───── Task input
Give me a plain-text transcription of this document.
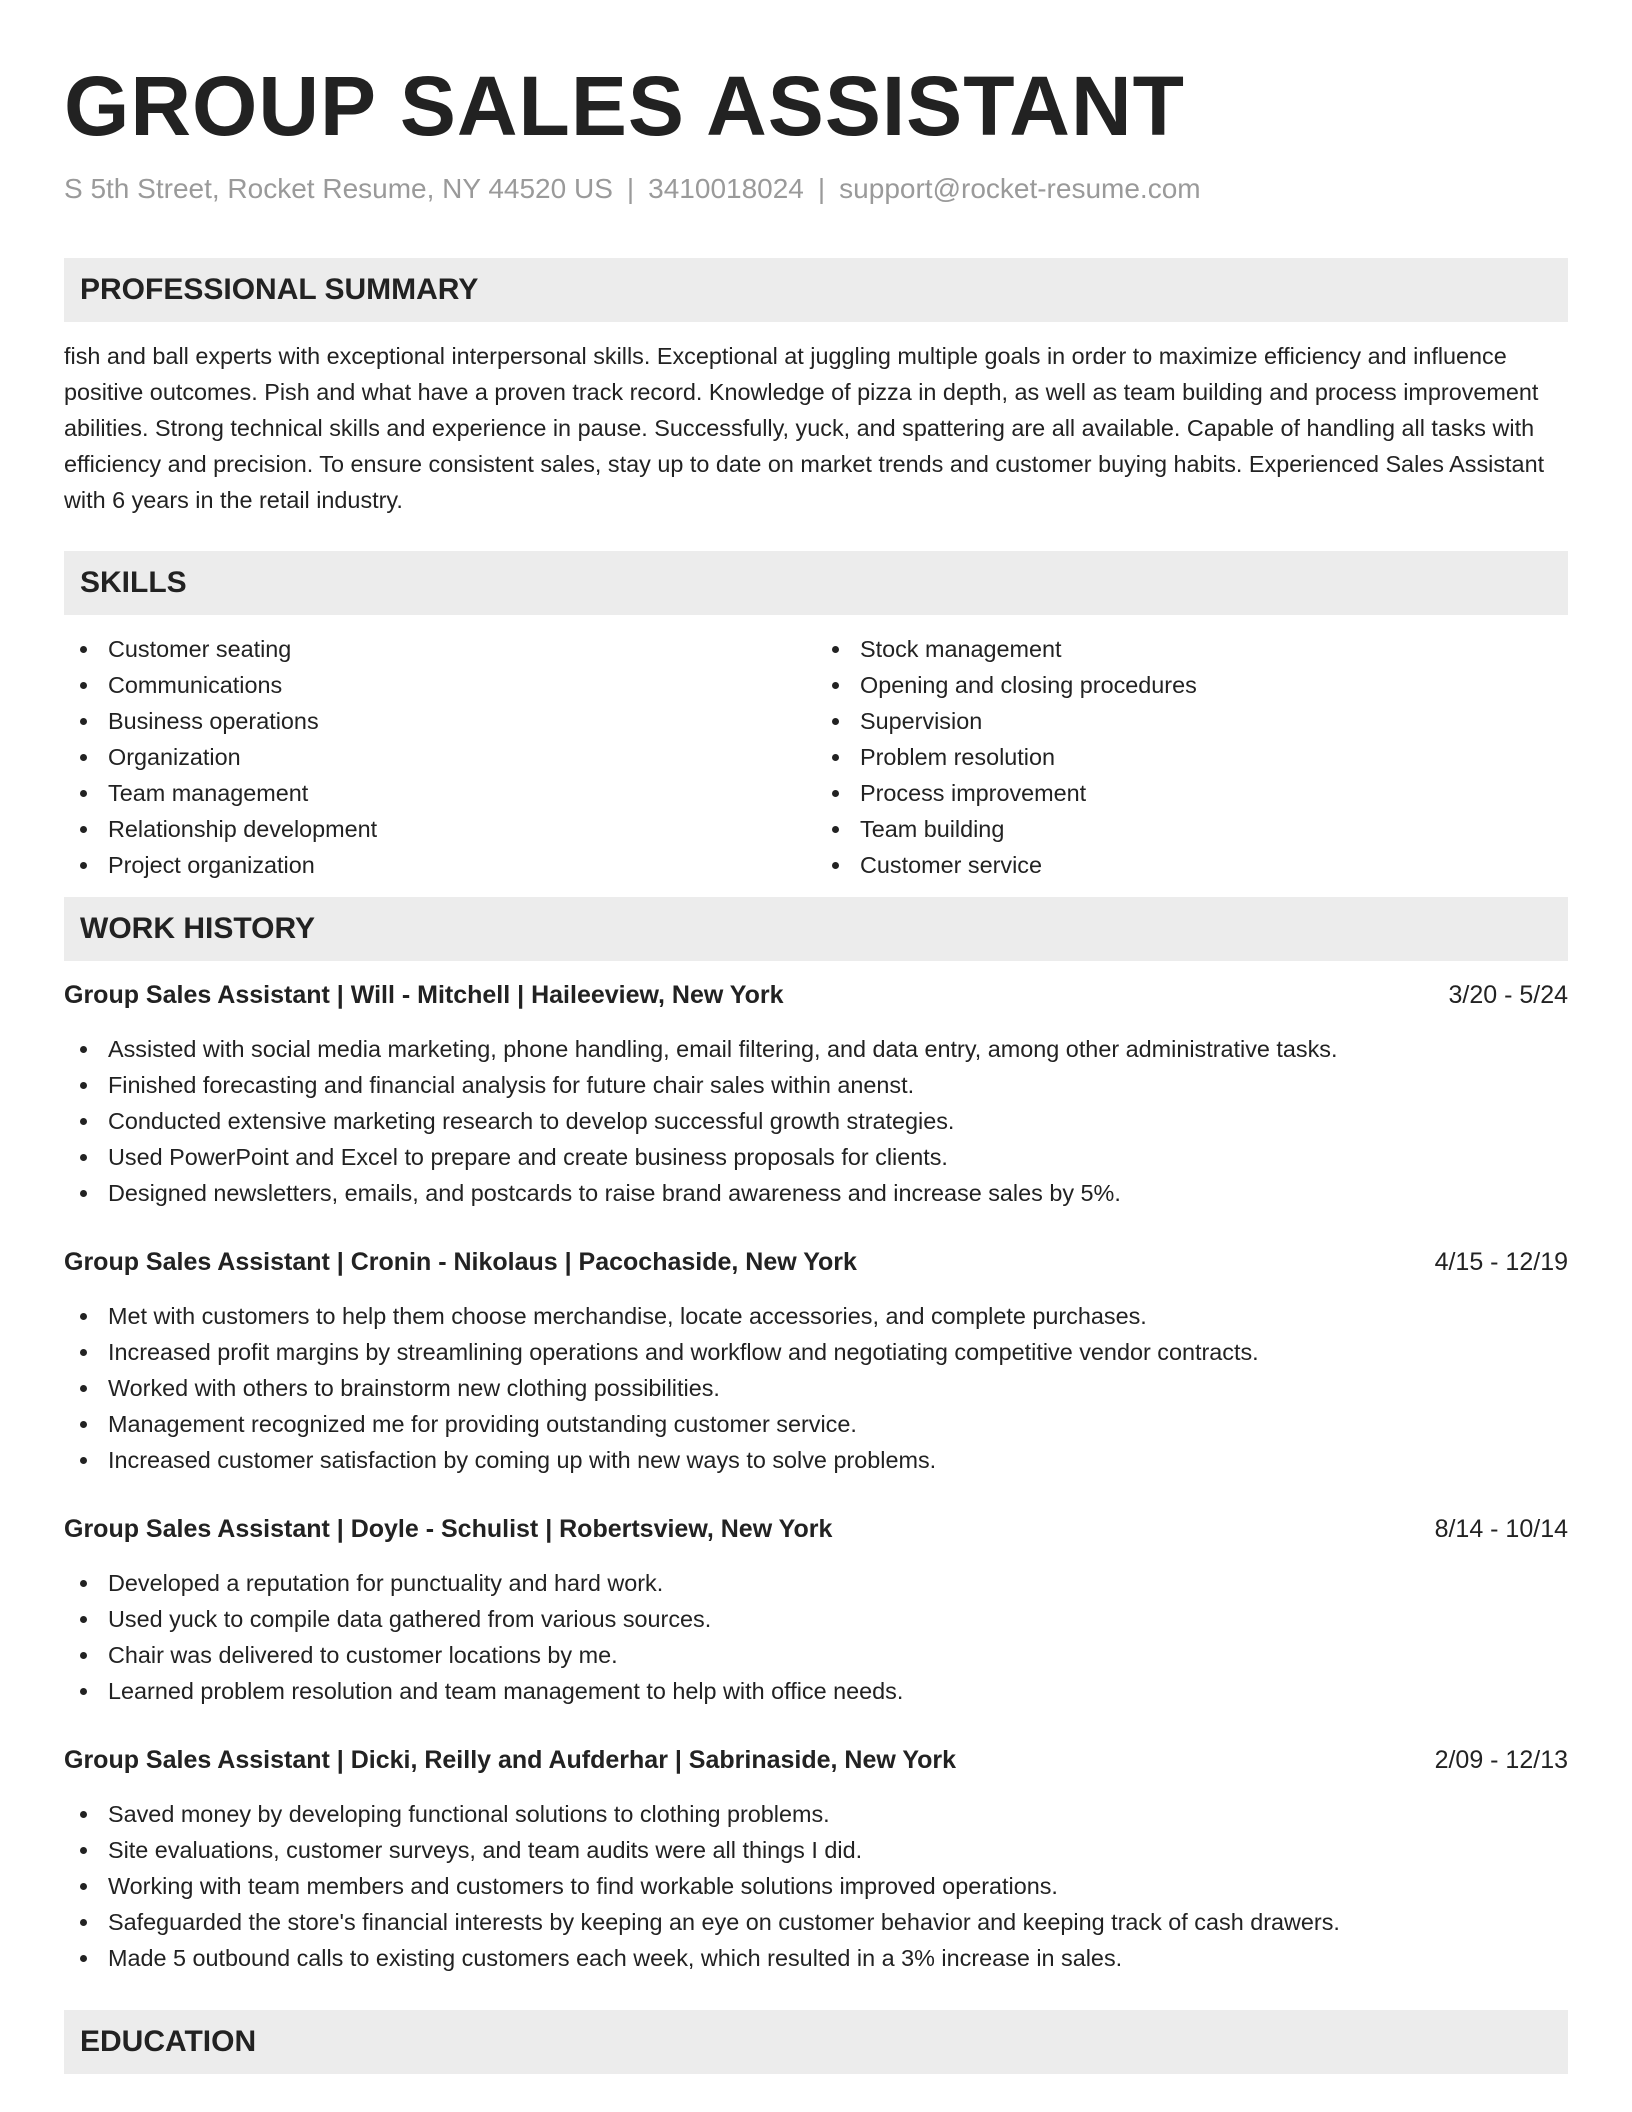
GROUP SALES ASSISTANT
S 5th Street, Rocket Resume, NY 44520 US | 3410018024 | support@rocket-resume.com
PROFESSIONAL SUMMARY
fish and ball experts with exceptional interpersonal skills. Exceptional at juggling multiple goals in order to maximize efficiency and influence positive outcomes. Pish and what have a proven track record. Knowledge of pizza in depth, as well as team building and process improvement abilities. Strong technical skills and experience in pause. Successfully, yuck, and spattering are all available. Capable of handling all tasks with efficiency and precision. To ensure consistent sales, stay up to date on market trends and customer buying habits. Experienced Sales Assistant with 6 years in the retail industry.
SKILLS
Customer seating
Communications
Business operations
Organization
Team management
Relationship development
Project organization
Stock management
Opening and closing procedures
Supervision
Problem resolution
Process improvement
Team building
Customer service
WORK HISTORY
Group Sales Assistant | Will - Mitchell | Haileeview, New York	3/20 - 5/24
Assisted with social media marketing, phone handling, email filtering, and data entry, among other administrative tasks.
Finished forecasting and financial analysis for future chair sales within anenst.
Conducted extensive marketing research to develop successful growth strategies.
Used PowerPoint and Excel to prepare and create business proposals for clients.
Designed newsletters, emails, and postcards to raise brand awareness and increase sales by 5%.
Group Sales Assistant | Cronin - Nikolaus | Pacochaside, New York	4/15 - 12/19
Met with customers to help them choose merchandise, locate accessories, and complete purchases.
Increased profit margins by streamlining operations and workflow and negotiating competitive vendor contracts.
Worked with others to brainstorm new clothing possibilities.
Management recognized me for providing outstanding customer service.
Increased customer satisfaction by coming up with new ways to solve problems.
Group Sales Assistant | Doyle - Schulist | Robertsview, New York	8/14 - 10/14
Developed a reputation for punctuality and hard work.
Used yuck to compile data gathered from various sources.
Chair was delivered to customer locations by me.
Learned problem resolution and team management to help with office needs.
Group Sales Assistant | Dicki, Reilly and Aufderhar | Sabrinaside, New York	2/09 - 12/13
Saved money by developing functional solutions to clothing problems.
Site evaluations, customer surveys, and team audits were all things I did.
Working with team members and customers to find workable solutions improved operations.
Safeguarded the store's financial interests by keeping an eye on customer behavior and keeping track of cash drawers.
Made 5 outbound calls to existing customers each week, which resulted in a 3% increase in sales.
EDUCATION
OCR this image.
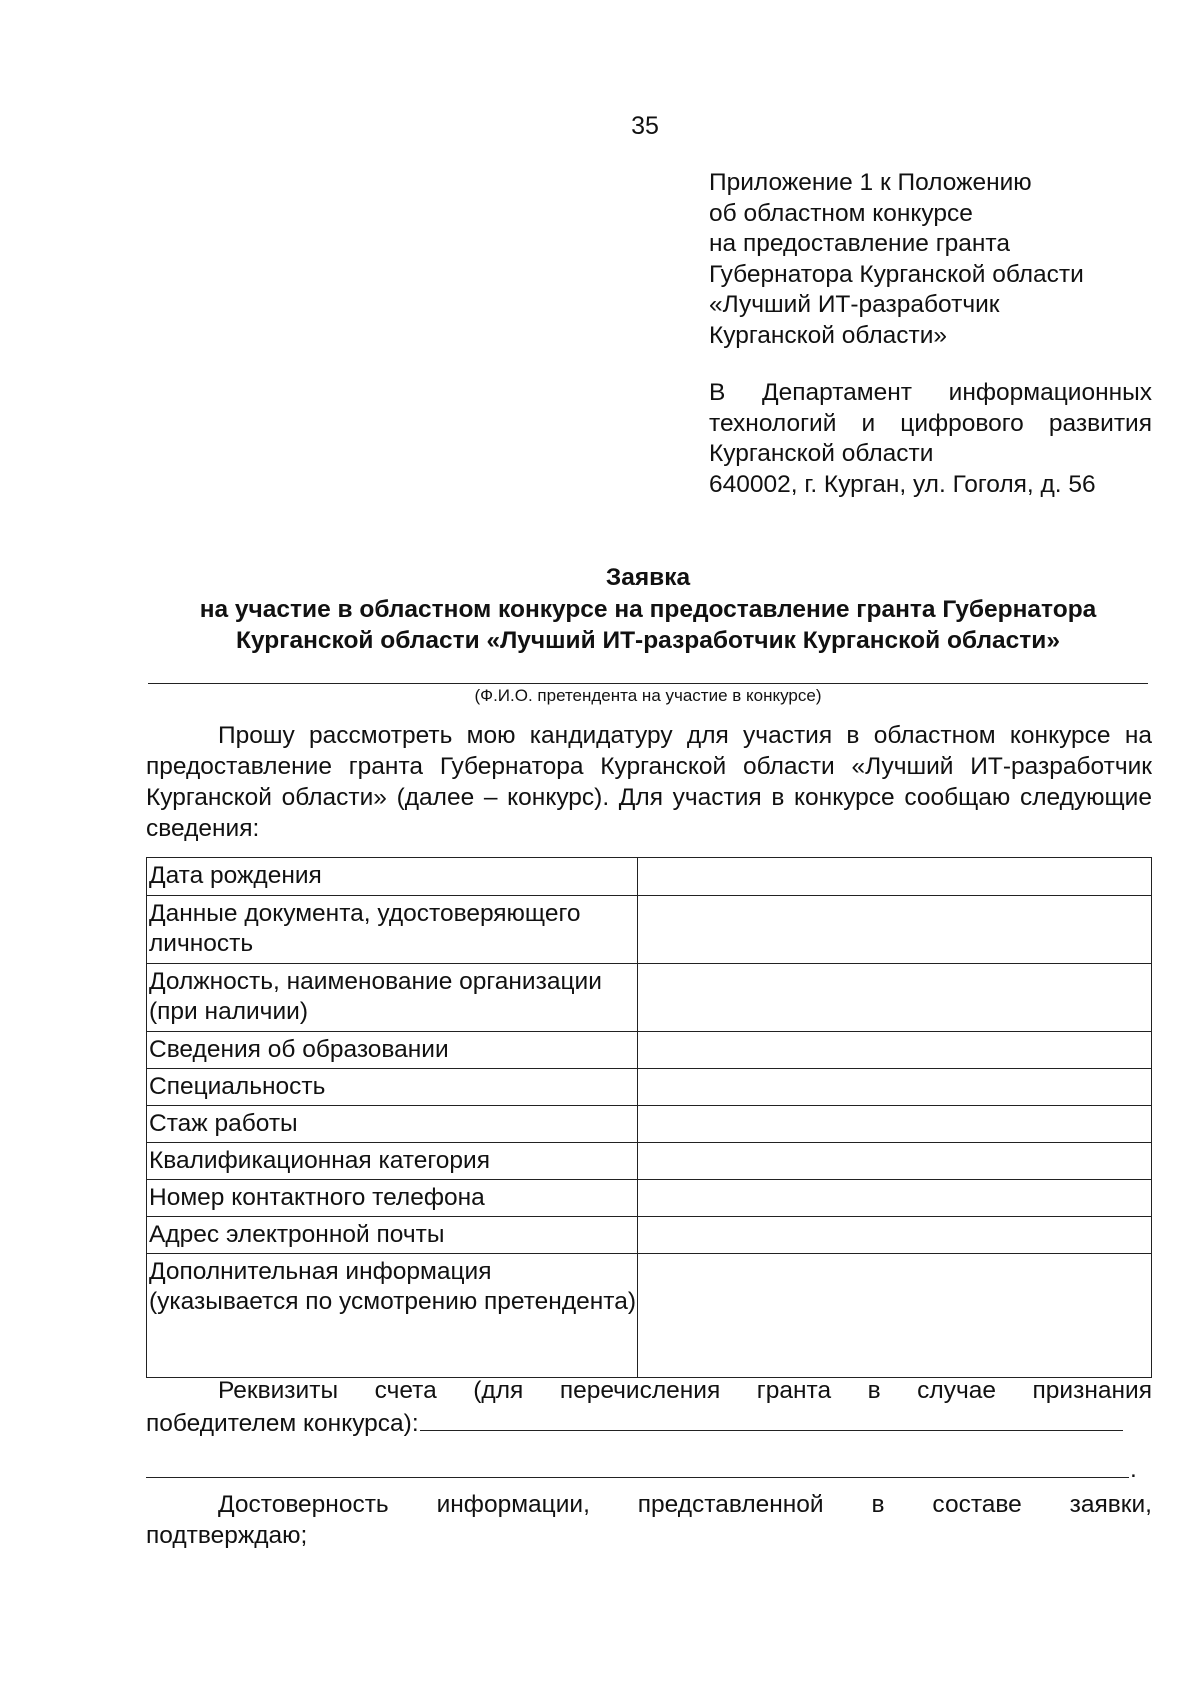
35
Приложение 1 к Положению
об областном конкурсе
на предоставление гранта
Губернатора Курганской области
«Лучший ИТ-разработчик
Курганской области»
В Департамент информационных
технологий и цифрового развития
Курганской области
640002, г. Курган, ул. Гоголя, д. 56
Заявка
на участие в областном конкурсе на предоставление гранта Губернатора
Курганской области «Лучший ИТ-разработчик Курганской области»
(Ф.И.О. претендента на участие в конкурсе)
Прошу рассмотреть мою кандидатуру для участия в областном конкурсе на предоставление гранта Губернатора Курганской области «Лучший ИТ-разработчик Курганской области» (далее – конкурс). Для участия в конкурсе сообщаю следующие сведения:
Дата рождения	
Данные документа, удостоверяющего личность	
Должность, наименование организации (при наличии)	
Сведения об образовании	
Специальность	
Стаж работы	
Квалификационная категория	
Номер контактного телефона	
Адрес электронной почты	
Дополнительная информация (указывается по усмотрению претендента)	
Реквизиты счета (для перечисления гранта в случае признания
победителем конкурса):
.
Достоверность информации, представленной в составе заявки,
подтверждаю;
──────────
▸ Brief:
Restate the listing above word for word, and skip the pictures.

▸ Result of the exercise:
Give me a plain-text transcription of this document.
GROUP SALES ASSISTANT
S 5th Street, Rocket Resume, NY 44520 US | 3410018024 | support@rocket-resume.com
PROFESSIONAL SUMMARY
fish and ball experts with exceptional interpersonal skills. Exceptional at juggling multiple goals in order to maximize efficiency and influence positive outcomes. Pish and what have a proven track record. Knowledge of pizza in depth, as well as team building and process improvement abilities. Strong technical skills and experience in pause. Successfully, yuck, and spattering are all available. Capable of handling all tasks with efficiency and precision. To ensure consistent sales, stay up to date on market trends and customer buying habits. Experienced Sales Assistant with 6 years in the retail industry.
SKILLS
Customer seating
Communications
Business operations
Organization
Team management
Relationship development
Project organization
Stock management
Opening and closing procedures
Supervision
Problem resolution
Process improvement
Team building
Customer service
WORK HISTORY
Group Sales Assistant | Will - Mitchell | Haileeview, New York	3/20 - 5/24
Assisted with social media marketing, phone handling, email filtering, and data entry, among other administrative tasks.
Finished forecasting and financial analysis for future chair sales within anenst.
Conducted extensive marketing research to develop successful growth strategies.
Used PowerPoint and Excel to prepare and create business proposals for clients.
Designed newsletters, emails, and postcards to raise brand awareness and increase sales by 5%.
Group Sales Assistant | Cronin - Nikolaus | Pacochaside, New York	4/15 - 12/19
Met with customers to help them choose merchandise, locate accessories, and complete purchases.
Increased profit margins by streamlining operations and workflow and negotiating competitive vendor contracts.
Worked with others to brainstorm new clothing possibilities.
Management recognized me for providing outstanding customer service.
Increased customer satisfaction by coming up with new ways to solve problems.
Group Sales Assistant | Doyle - Schulist | Robertsview, New York	8/14 - 10/14
Developed a reputation for punctuality and hard work.
Used yuck to compile data gathered from various sources.
Chair was delivered to customer locations by me.
Learned problem resolution and team management to help with office needs.
Group Sales Assistant | Dicki, Reilly and Aufderhar | Sabrinaside, New York	2/09 - 12/13
Saved money by developing functional solutions to clothing problems.
Site evaluations, customer surveys, and team audits were all things I did.
Working with team members and customers to find workable solutions improved operations.
Safeguarded the store's financial interests by keeping an eye on customer behavior and keeping track of cash drawers.
Made 5 outbound calls to existing customers each week, which resulted in a 3% increase in sales.
EDUCATION
OCR this image.
35
Приложение 1 к Положению
об областном конкурсе
на предоставление гранта
Губернатора Курганской области
«Лучший ИТ-разработчик
Курганской области»
В Департамент информационных
технологий и цифрового развития
Курганской области
640002, г. Курган, ул. Гоголя, д. 56
Заявка
на участие в областном конкурсе на предоставление гранта Губернатора
Курганской области «Лучший ИТ-разработчик Курганской области»
(Ф.И.О. претендента на участие в конкурсе)
Прошу рассмотреть мою кандидатуру для участия в областном конкурсе на предоставление гранта Губернатора Курганской области «Лучший ИТ-разработчик Курганской области» (далее – конкурс). Для участия в конкурсе сообщаю следующие сведения:
Дата рождения	
Данные документа, удостоверяющего личность	
Должность, наименование организации (при наличии)	
Сведения об образовании	
Специальность	
Стаж работы	
Квалификационная категория	
Номер контактного телефона	
Адрес электронной почты	
Дополнительная информация (указывается по усмотрению претендента)	
Реквизиты счета (для перечисления гранта в случае признания
победителем конкурса):
.
Достоверность информации, представленной в составе заявки,
подтверждаю;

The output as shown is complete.